- [What needs to be done] Check each line of the data for "также" and select those that have it.

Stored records
::::::::

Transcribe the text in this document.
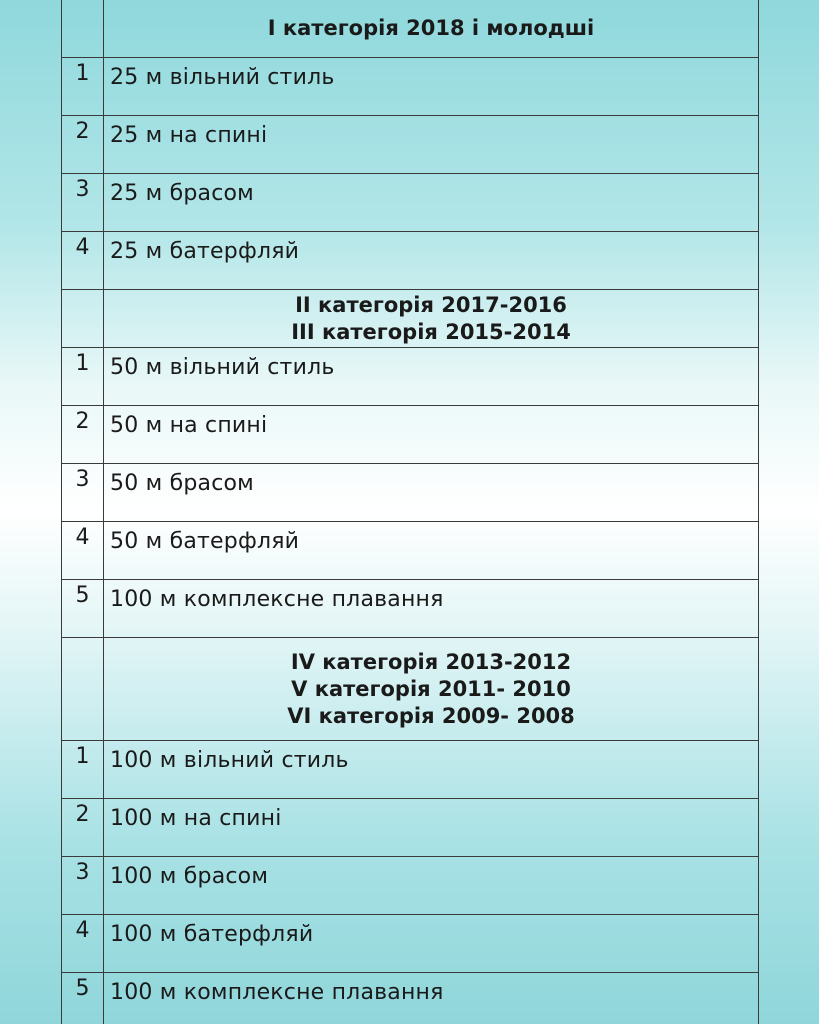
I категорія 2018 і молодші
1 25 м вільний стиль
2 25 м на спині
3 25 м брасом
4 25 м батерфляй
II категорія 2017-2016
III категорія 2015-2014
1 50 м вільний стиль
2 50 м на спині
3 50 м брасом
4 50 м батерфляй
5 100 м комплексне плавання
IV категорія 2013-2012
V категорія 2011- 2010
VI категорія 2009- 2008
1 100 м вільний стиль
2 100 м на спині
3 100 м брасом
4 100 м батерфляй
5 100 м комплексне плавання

::::::::

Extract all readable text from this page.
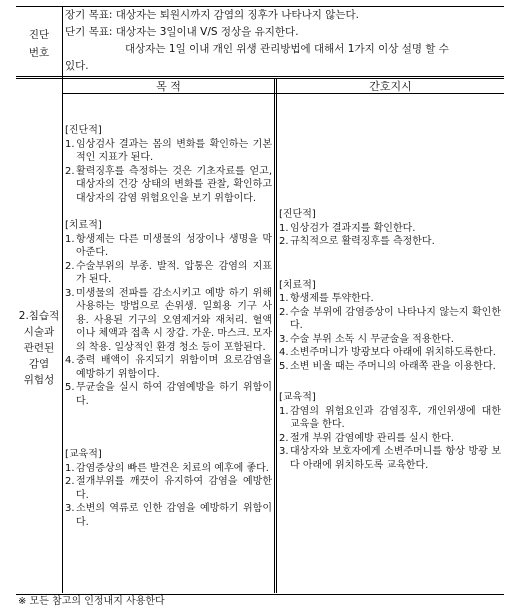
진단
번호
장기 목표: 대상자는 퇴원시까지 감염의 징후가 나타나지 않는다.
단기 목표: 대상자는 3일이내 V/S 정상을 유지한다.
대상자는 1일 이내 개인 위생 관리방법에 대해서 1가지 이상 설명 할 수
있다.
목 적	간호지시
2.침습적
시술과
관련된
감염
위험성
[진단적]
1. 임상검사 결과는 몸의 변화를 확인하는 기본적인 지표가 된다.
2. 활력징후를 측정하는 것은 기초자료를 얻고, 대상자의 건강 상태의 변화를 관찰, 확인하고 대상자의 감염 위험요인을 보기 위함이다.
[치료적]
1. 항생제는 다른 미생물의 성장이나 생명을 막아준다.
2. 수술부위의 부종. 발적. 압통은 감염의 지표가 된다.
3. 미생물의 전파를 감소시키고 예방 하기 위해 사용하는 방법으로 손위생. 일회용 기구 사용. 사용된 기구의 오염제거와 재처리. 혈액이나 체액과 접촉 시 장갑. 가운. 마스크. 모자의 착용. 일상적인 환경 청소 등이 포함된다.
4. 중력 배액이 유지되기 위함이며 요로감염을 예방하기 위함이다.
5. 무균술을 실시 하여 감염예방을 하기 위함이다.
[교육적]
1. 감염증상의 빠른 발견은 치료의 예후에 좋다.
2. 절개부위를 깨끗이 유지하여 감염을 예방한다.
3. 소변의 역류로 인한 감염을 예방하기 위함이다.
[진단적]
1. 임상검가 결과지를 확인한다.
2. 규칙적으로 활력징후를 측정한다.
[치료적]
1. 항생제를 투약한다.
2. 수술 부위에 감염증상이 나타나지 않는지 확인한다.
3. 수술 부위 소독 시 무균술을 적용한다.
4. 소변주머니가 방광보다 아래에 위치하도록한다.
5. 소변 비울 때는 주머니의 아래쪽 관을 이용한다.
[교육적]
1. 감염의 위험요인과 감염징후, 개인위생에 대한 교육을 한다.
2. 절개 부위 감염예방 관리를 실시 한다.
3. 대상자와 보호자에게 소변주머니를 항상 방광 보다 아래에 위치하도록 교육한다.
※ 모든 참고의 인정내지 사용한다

::::::::

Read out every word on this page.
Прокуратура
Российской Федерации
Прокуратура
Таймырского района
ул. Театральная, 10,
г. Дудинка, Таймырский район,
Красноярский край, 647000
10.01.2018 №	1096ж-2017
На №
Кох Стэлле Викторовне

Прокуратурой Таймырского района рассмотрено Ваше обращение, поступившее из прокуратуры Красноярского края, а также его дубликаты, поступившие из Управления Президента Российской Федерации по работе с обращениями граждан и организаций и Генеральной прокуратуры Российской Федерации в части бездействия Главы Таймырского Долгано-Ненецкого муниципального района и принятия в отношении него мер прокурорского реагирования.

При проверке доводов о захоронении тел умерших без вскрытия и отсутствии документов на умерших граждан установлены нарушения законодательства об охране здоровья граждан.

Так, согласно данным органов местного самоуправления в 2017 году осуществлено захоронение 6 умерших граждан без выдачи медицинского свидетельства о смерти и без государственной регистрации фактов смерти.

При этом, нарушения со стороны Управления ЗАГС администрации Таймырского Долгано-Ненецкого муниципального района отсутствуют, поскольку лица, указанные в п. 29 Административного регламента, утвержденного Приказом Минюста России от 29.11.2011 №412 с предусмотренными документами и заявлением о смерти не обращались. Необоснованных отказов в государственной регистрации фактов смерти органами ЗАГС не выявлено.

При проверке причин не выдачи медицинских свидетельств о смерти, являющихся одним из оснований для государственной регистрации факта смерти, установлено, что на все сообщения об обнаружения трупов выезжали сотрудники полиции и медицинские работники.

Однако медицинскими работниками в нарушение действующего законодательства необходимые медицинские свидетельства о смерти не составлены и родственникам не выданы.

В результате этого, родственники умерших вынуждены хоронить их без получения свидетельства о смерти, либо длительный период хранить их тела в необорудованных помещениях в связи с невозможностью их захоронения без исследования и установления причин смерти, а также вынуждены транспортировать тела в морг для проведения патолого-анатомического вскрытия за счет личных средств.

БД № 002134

::::::::

- [Answer]
Прокуратурой Таймырского района рассмотрено Ваше обращение, поступившее из прокуратуры Красноярского края, а также его дубликаты, поступившие из Управления Президента Российской Федерации по работе с обращениями граждан и организаций и Генеральной прокуратуры Российской Федерации в части бездействия Главы Таймырского Долгано-Ненецкого муниципального района и принятия в отношении него мер прокурорского реагирования.
В результате этого, родственники умерших вынуждены хоронить их без получения свидетельства о смерти, либо длительный период хранить их тела в необорудованных помещениях в связи с невозможностью их захоронения без исследования и установления причин смерти, а также вынуждены транспортировать тела в морг для проведения патолого-анатомического вскрытия за счет личных средств.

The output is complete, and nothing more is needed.